Perhaps most interesting is the wider deterrent effect that ICE’s work has had: after officers seized the first nine websites, 81 other domains, considered to be heavily engaged in piracy, voluntarily shut down. “Twelve of those sites— and this is a statistic I find fascinating—started to link to legitimate vehicles offering online content,” Barnett notes.

For a man who says he has never seen such a knock-on effect in 17 years working as a law enforcement officer, this is an interesting trend. “Usually, if you arrest a drug dealer in a neighbourhood, the other drug dealers don’t stop selling—actually, business tends to get better. That’s something that I think is a reflection of these domain name seizures,” he adds.

What’s more, brand owners can liaise with the IPR Center if they become aware of websites or markets selling counterfeit goods. Barnett welcomes this ‘public-private’ partnership, but he warns that referring evidence to the centre does not guarantee that it will investigate. He says that officers will take action only when there is sufficient evidence that meets a certain threshold.

“While I think brand owners should work with law enforcement, and I do believe most of them understand this, I think there has to be a recognition that it is not definitely an opportunity to have enforcement just because you have a referral.” Owing to the nature of sophisticated criminals, investigations can be complex, often requiring undercover operations. “That takes time and I think rights holders have to understand that there isn’t going to be a 30-day turnaround,” he says.

*Exercises:*
1. Print the passage on ICE's domain seizures word for word, from "What’s more, brand" up to and including "a certain threshold.".
2. Continue the passage about ICE's domain seizures and the IPR Center, starting after its final sentence.

*Provided information:*
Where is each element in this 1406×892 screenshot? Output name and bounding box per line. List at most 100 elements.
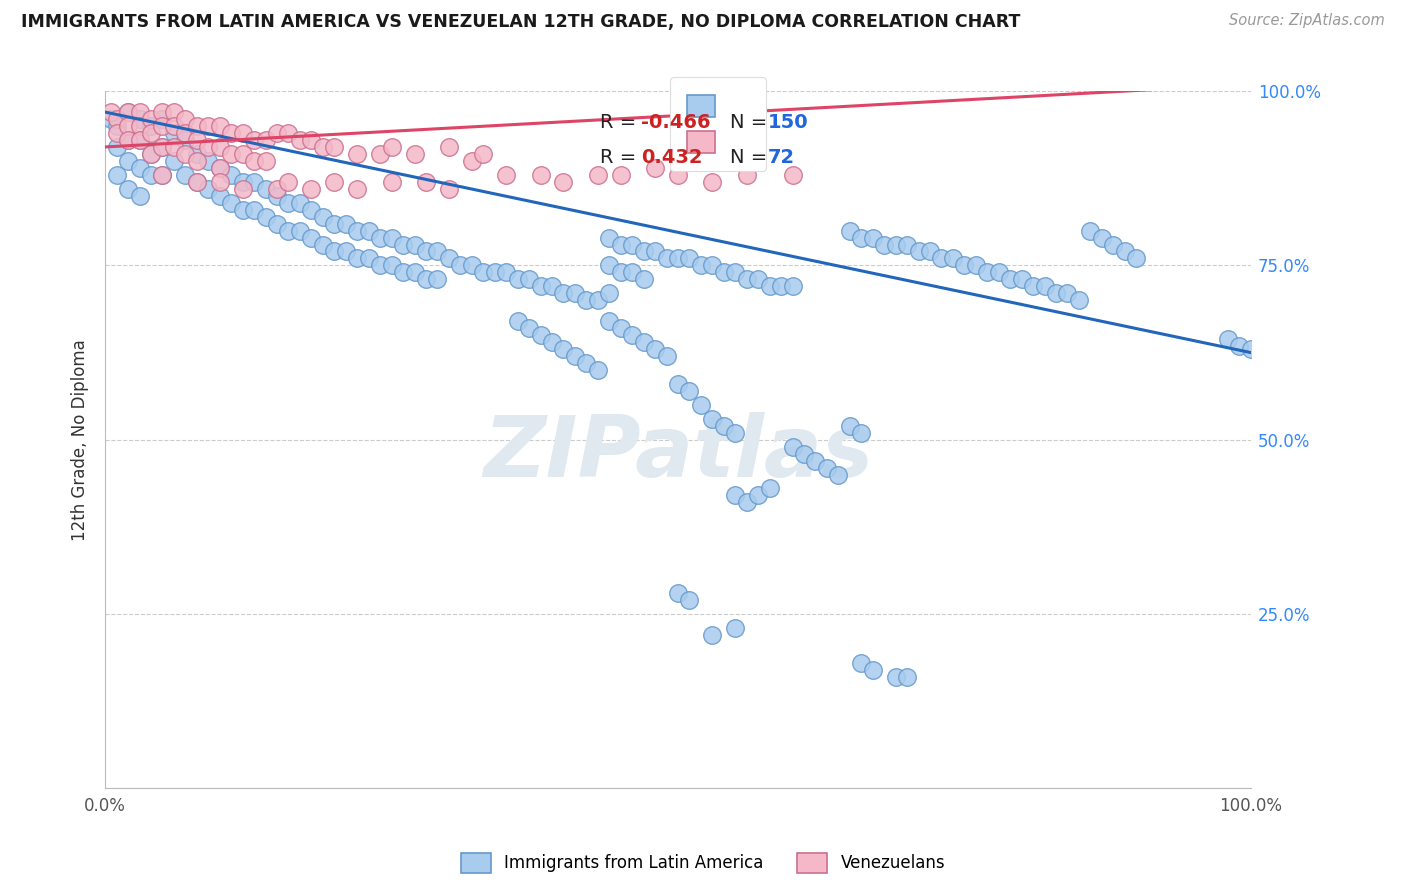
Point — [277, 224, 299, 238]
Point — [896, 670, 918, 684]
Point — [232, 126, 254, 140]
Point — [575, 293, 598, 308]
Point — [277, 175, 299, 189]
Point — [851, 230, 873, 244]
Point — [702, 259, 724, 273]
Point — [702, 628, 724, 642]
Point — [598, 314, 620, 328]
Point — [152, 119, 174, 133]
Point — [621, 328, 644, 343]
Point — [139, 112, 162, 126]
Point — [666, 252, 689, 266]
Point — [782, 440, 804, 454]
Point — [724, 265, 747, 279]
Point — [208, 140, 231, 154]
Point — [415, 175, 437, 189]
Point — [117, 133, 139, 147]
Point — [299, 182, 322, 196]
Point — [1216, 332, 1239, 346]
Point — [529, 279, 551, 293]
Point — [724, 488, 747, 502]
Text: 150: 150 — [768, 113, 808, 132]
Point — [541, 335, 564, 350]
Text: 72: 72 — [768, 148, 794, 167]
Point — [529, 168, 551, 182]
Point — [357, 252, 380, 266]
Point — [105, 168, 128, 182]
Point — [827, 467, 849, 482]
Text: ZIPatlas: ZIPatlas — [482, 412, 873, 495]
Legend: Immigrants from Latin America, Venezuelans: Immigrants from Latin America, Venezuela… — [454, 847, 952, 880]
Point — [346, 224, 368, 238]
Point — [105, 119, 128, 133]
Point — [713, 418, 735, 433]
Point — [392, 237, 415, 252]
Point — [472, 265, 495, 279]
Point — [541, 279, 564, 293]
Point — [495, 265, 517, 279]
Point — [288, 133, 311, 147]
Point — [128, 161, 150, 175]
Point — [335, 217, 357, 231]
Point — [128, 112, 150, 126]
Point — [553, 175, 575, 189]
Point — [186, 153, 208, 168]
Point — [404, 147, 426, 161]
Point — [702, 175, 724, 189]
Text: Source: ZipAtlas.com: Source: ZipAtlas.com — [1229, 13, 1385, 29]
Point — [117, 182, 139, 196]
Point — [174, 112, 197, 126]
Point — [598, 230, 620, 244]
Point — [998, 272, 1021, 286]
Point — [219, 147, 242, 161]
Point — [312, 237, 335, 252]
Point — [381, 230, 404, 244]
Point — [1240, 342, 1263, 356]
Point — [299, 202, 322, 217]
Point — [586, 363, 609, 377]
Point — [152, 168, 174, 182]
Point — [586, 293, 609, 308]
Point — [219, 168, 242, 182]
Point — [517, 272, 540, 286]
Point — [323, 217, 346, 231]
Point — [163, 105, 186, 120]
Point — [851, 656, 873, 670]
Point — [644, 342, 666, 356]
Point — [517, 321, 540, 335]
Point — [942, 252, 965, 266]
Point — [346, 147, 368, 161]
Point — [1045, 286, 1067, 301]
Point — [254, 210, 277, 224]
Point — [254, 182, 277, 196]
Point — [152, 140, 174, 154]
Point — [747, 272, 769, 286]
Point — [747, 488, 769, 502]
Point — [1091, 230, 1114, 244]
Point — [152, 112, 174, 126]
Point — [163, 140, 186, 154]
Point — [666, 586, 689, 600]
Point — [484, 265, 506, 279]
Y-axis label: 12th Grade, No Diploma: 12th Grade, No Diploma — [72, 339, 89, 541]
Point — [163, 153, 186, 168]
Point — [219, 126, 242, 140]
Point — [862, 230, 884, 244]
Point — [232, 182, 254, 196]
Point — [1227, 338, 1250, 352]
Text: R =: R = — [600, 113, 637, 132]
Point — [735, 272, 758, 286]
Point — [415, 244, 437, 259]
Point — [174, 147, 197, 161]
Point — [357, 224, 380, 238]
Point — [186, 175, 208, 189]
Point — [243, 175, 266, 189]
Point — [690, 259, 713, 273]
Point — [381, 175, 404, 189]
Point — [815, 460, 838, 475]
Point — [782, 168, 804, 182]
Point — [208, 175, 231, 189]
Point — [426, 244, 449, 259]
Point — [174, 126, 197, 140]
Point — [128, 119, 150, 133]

---

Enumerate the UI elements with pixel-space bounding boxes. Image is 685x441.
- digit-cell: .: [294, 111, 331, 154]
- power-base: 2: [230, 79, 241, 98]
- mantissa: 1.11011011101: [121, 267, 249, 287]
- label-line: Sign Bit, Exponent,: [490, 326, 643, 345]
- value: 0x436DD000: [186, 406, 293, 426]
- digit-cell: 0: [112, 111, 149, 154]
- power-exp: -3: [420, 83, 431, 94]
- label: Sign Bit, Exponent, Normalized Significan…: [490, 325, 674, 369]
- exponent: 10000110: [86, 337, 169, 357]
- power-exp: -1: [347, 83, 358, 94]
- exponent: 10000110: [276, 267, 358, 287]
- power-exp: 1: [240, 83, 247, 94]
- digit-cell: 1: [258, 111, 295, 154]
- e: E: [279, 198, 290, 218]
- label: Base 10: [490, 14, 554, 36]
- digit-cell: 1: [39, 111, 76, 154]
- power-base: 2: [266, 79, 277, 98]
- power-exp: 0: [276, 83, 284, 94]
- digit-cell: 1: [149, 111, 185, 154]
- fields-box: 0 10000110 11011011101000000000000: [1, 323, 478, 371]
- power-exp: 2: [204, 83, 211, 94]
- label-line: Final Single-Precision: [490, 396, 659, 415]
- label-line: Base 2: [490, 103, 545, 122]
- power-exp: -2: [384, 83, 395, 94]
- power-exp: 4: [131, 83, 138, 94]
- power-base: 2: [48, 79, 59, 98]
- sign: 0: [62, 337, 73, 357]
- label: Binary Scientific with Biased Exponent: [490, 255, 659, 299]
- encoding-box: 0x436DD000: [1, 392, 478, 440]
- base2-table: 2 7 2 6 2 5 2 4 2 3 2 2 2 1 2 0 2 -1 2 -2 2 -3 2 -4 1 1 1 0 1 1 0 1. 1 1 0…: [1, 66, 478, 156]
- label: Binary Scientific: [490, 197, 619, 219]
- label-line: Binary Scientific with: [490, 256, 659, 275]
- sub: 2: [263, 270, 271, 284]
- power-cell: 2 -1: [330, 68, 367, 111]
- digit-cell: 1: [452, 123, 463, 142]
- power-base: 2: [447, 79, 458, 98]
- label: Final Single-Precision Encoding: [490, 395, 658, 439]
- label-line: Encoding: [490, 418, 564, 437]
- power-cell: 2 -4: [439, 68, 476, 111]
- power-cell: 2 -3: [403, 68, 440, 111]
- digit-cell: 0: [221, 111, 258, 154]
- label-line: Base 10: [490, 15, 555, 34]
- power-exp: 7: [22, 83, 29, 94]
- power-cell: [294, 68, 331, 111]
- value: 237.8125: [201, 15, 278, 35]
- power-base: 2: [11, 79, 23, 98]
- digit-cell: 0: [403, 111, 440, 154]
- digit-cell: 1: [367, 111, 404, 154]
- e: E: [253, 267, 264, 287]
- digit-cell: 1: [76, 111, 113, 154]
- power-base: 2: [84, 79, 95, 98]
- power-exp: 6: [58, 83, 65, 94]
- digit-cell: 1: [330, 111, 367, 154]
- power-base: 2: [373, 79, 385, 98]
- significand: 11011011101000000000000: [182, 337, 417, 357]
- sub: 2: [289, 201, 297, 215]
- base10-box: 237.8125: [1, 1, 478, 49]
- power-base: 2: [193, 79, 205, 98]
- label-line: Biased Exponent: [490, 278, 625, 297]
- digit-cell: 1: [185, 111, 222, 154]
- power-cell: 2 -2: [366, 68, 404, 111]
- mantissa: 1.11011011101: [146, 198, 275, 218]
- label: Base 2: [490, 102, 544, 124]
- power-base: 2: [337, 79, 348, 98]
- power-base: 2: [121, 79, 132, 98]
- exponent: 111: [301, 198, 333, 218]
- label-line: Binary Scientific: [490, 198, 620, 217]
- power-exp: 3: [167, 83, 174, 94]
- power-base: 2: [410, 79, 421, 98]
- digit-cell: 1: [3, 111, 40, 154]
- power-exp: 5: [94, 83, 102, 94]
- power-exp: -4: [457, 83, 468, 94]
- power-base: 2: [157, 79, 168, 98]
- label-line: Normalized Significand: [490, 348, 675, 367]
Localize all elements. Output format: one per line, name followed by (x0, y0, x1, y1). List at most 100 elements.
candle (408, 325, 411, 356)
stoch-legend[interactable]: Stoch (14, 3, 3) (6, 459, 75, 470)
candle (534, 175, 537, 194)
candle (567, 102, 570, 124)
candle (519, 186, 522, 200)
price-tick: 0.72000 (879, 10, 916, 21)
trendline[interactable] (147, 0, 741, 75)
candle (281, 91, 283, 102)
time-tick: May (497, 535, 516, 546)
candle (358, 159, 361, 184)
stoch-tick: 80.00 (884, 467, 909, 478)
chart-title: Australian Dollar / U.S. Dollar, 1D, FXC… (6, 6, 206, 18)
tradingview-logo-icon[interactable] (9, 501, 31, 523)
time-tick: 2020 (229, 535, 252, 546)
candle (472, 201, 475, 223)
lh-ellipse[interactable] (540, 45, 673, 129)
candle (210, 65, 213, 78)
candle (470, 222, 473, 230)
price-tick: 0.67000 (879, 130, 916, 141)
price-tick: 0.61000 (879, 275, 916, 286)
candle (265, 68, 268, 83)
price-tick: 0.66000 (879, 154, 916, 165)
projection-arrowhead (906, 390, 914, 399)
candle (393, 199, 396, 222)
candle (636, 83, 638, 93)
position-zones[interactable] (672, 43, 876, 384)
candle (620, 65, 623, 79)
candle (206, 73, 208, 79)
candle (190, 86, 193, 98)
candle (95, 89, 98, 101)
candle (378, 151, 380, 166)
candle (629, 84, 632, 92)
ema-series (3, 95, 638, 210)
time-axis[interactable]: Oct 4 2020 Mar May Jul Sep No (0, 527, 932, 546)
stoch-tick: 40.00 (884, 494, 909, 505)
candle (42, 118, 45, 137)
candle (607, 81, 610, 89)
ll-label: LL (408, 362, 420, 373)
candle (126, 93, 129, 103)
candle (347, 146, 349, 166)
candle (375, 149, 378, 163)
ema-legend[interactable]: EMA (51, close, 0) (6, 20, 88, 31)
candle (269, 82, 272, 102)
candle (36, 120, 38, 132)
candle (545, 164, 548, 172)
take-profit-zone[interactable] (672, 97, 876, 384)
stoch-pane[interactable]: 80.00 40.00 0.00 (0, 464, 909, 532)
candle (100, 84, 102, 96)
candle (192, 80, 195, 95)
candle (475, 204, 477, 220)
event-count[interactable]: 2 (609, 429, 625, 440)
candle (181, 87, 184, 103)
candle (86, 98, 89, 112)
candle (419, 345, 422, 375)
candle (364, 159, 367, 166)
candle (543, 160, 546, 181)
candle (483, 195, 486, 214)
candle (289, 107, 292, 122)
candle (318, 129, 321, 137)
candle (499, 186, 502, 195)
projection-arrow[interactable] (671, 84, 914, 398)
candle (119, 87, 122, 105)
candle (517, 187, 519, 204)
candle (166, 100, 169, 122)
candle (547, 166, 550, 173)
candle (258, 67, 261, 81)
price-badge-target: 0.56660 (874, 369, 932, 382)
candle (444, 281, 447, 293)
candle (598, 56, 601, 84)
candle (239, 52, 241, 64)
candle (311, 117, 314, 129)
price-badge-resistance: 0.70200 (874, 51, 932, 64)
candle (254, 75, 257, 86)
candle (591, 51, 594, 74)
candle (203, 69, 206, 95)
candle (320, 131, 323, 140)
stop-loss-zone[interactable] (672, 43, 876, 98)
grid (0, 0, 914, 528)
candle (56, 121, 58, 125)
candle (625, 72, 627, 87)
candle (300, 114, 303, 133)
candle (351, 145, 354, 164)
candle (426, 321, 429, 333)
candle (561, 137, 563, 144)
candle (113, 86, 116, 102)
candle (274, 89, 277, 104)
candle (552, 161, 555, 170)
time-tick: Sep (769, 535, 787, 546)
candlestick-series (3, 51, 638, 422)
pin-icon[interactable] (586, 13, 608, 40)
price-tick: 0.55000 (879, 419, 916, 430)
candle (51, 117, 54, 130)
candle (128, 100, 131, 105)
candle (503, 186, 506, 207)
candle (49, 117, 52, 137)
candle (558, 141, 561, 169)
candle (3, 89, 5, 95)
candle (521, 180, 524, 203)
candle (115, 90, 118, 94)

---

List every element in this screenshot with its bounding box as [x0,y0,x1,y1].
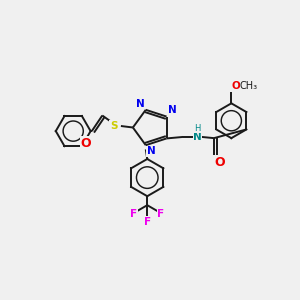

*Expected results:*
1.
What’s more, brand owners can liaise with the IPR Center if they become aware of websites or markets selling counterfeit goods. Barnett welcomes this ‘public-private’ partnership, but he warns that referring evidence to the centre does not guarantee that it will investigate. He says that officers will take action only when there is sufficient evidence that meets a certain threshold.

2.
A tipping point

Another big question for brand owners is: can the IPR Center and its partners actually stop consumers buying counterfeit goods and using pirated material? Three years ago, law enforcement’s ability to deter such activity would have been minimal, Barnett says. But things are changing. After placing seizure notices on each of the 748 websites, he says that these warnings have been viewed more than 90 million times: a sign that a tipping point has been reached.

“We’ve started to look at the audience and think, well, that in itself is a opportunity for education: people are seeing seizure notices and learning that these are sites that offer counterfeit goods or pirate material,” he says.

As well as these notices, the centre is educating the public about IP crimes. The announcements, which can reach hundreds of thousands of people each time, detail the number of jobs lost to counterfeit sales. Barnett is realistic, though: “We’re not suggesting that a seizure notice or a public service announcement is, in itself, going to stop the purchase of counterfeit goods.”

But in the case of file-sharing website Megaupload, shut down by the FBI on copyright infringement grounds, the IPR Center’s badge, placed on the disabled site, has been viewed more than two billion times. Barnett points out that if only 1 percent of these viewers stopped purchasing counterfeit goods, that’s 20 million people.

Similarly, if a tenth of the 90 million viewers of the ICE-seized domains stopped downloading or buying illegally, it would equal 900,000 people. Assertions such as these are only guesses of what might happen but they point to an interesting argument: the authorities can use an inexpensive tactic to warn large numbers of people about infringing IP.

Barnett says there is a great deal of work ahead and admits that law enforcement is not the complete answer to this problem. “It is going to take far more than that,” he notes. “We don’t have enough agents to stop counterfeit products entering the US, or to stop the consumption of pirated material on the Internet.” So while website seizure may not be the whole answer, it is certainly a tool that can supplement the IPR Center’s much wider and more complex approach to combating IP infringement.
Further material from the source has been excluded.